>> Begin Dataset extract
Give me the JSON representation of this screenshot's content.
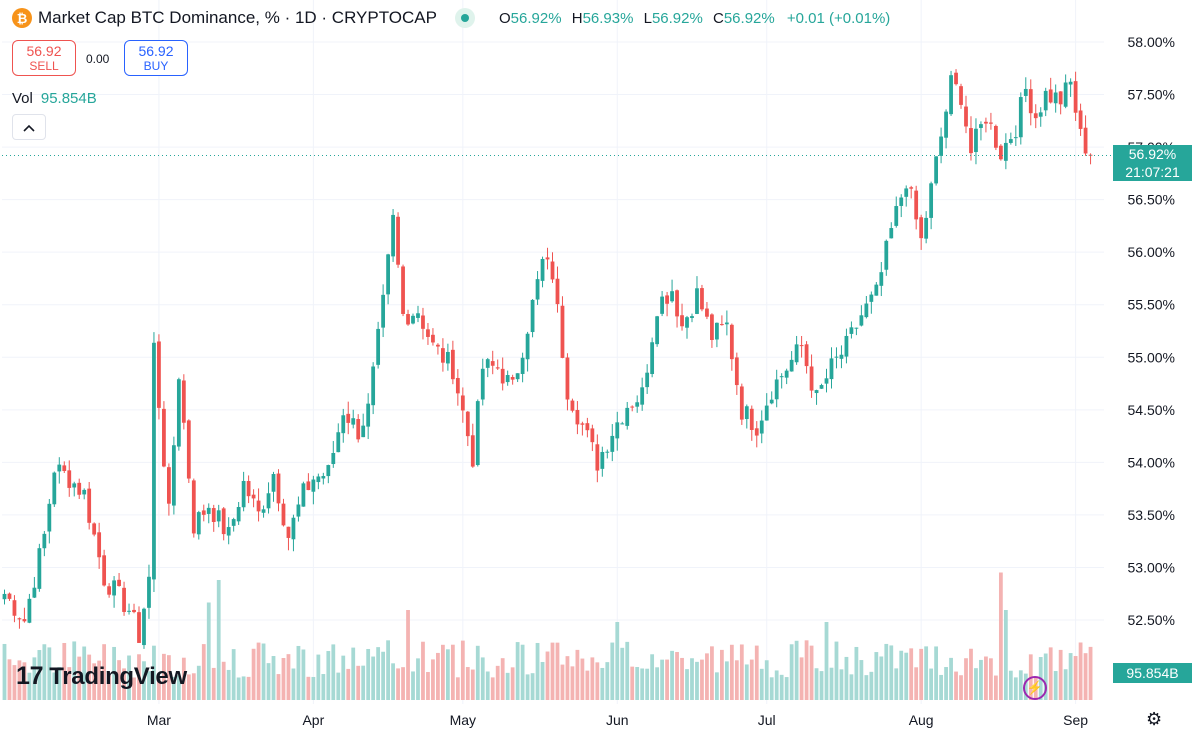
{
  "header": {
    "title": "Market Cap BTC Dominance, % · 1D · CRYPTOCAP",
    "coin_symbol": "₿",
    "ohlc": {
      "o_label": "O",
      "o_value": "56.92%",
      "h_label": "H",
      "h_value": "56.93%",
      "l_label": "L",
      "l_value": "56.92%",
      "c_label": "C",
      "c_value": "56.92%",
      "change": "+0.01 (+0.01%)"
    }
  },
  "trade": {
    "sell_price": "56.92",
    "sell_label": "SELL",
    "spread": "0.00",
    "buy_price": "56.92",
    "buy_label": "BUY"
  },
  "volume_legend": {
    "label": "Vol",
    "value": "95.854B"
  },
  "collapse_icon": "chevron-up-icon",
  "brand": {
    "name": "TradingView",
    "mark": "17"
  },
  "price_label": {
    "value": "56.92%",
    "countdown": "21:07:21"
  },
  "volume_label": "95.854B",
  "colors": {
    "up": "#26a69a",
    "down": "#ef5350",
    "up_volume": "#a6d9d4",
    "down_volume": "#f4b3b2",
    "grid": "#f0f3fa"
  },
  "chart_data": {
    "type": "candlestick",
    "y_ticks": [
      "58.00%",
      "57.50%",
      "57.00%",
      "56.50%",
      "56.00%",
      "55.50%",
      "55.00%",
      "54.50%",
      "54.00%",
      "53.50%",
      "53.00%",
      "52.50%"
    ],
    "y_tick_values": [
      58.0,
      57.5,
      57.0,
      56.5,
      56.0,
      55.5,
      55.0,
      54.5,
      54.0,
      53.5,
      53.0,
      52.5
    ],
    "ylim": [
      52.1,
      58.2
    ],
    "x_ticks": [
      {
        "label": "Mar",
        "index": 31
      },
      {
        "label": "Apr",
        "index": 62
      },
      {
        "label": "May",
        "index": 92
      },
      {
        "label": "Jun",
        "index": 123
      },
      {
        "label": "Jul",
        "index": 153
      },
      {
        "label": "Aug",
        "index": 184
      },
      {
        "label": "Sep",
        "index": 215
      }
    ],
    "num_bars": 219,
    "current_price": 56.92,
    "anchors": [
      [
        0,
        52.75
      ],
      [
        4,
        52.5
      ],
      [
        8,
        53.3
      ],
      [
        10,
        53.95
      ],
      [
        13,
        53.85
      ],
      [
        16,
        53.7
      ],
      [
        20,
        52.9
      ],
      [
        25,
        52.6
      ],
      [
        27,
        52.35
      ],
      [
        29,
        52.9
      ],
      [
        30,
        55.1
      ],
      [
        33,
        53.5
      ],
      [
        35,
        54.85
      ],
      [
        38,
        53.4
      ],
      [
        41,
        53.6
      ],
      [
        45,
        53.3
      ],
      [
        48,
        53.8
      ],
      [
        51,
        53.5
      ],
      [
        54,
        53.9
      ],
      [
        57,
        53.3
      ],
      [
        60,
        53.7
      ],
      [
        62,
        53.85
      ],
      [
        65,
        53.9
      ],
      [
        68,
        54.5
      ],
      [
        71,
        54.3
      ],
      [
        73,
        54.5
      ],
      [
        76,
        55.5
      ],
      [
        78,
        56.3
      ],
      [
        80,
        55.4
      ],
      [
        83,
        55.45
      ],
      [
        86,
        55.1
      ],
      [
        90,
        54.9
      ],
      [
        94,
        54.05
      ],
      [
        96,
        54.9
      ],
      [
        99,
        54.9
      ],
      [
        102,
        54.7
      ],
      [
        105,
        55.3
      ],
      [
        108,
        55.9
      ],
      [
        110,
        55.8
      ],
      [
        113,
        54.7
      ],
      [
        116,
        54.35
      ],
      [
        119,
        54.0
      ],
      [
        122,
        54.3
      ],
      [
        125,
        54.55
      ],
      [
        128,
        54.65
      ],
      [
        131,
        55.5
      ],
      [
        134,
        55.65
      ],
      [
        136,
        55.3
      ],
      [
        139,
        55.6
      ],
      [
        142,
        55.2
      ],
      [
        145,
        55.3
      ],
      [
        148,
        54.5
      ],
      [
        151,
        54.35
      ],
      [
        154,
        54.7
      ],
      [
        157,
        54.9
      ],
      [
        160,
        55.1
      ],
      [
        163,
        54.6
      ],
      [
        166,
        54.9
      ],
      [
        169,
        55.1
      ],
      [
        172,
        55.4
      ],
      [
        175,
        55.6
      ],
      [
        178,
        56.2
      ],
      [
        181,
        56.7
      ],
      [
        184,
        56.1
      ],
      [
        186,
        56.6
      ],
      [
        188,
        57.1
      ],
      [
        190,
        57.6
      ],
      [
        192,
        57.5
      ],
      [
        194,
        56.95
      ],
      [
        197,
        57.3
      ],
      [
        200,
        56.95
      ],
      [
        203,
        57.2
      ],
      [
        205,
        57.55
      ],
      [
        207,
        57.3
      ],
      [
        209,
        57.5
      ],
      [
        212,
        57.45
      ],
      [
        214,
        57.6
      ],
      [
        216,
        57.1
      ],
      [
        218,
        56.92
      ]
    ],
    "volume": {
      "label": "Vol",
      "last": "95.854B",
      "spikes": [
        [
          43,
          0.8
        ],
        [
          41,
          0.65
        ],
        [
          200,
          0.85
        ],
        [
          201,
          0.6
        ],
        [
          81,
          0.6
        ],
        [
          123,
          0.52
        ],
        [
          165,
          0.52
        ]
      ]
    }
  }
}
>> End Dataset extract
» **Directive**:
Search the data for "index". Copy every matching line.

» **Response below**:
        "index": 31
        "index": 62
        "index": 92
        "index": 123
        "index": 153
        "index": 184
        "index": 215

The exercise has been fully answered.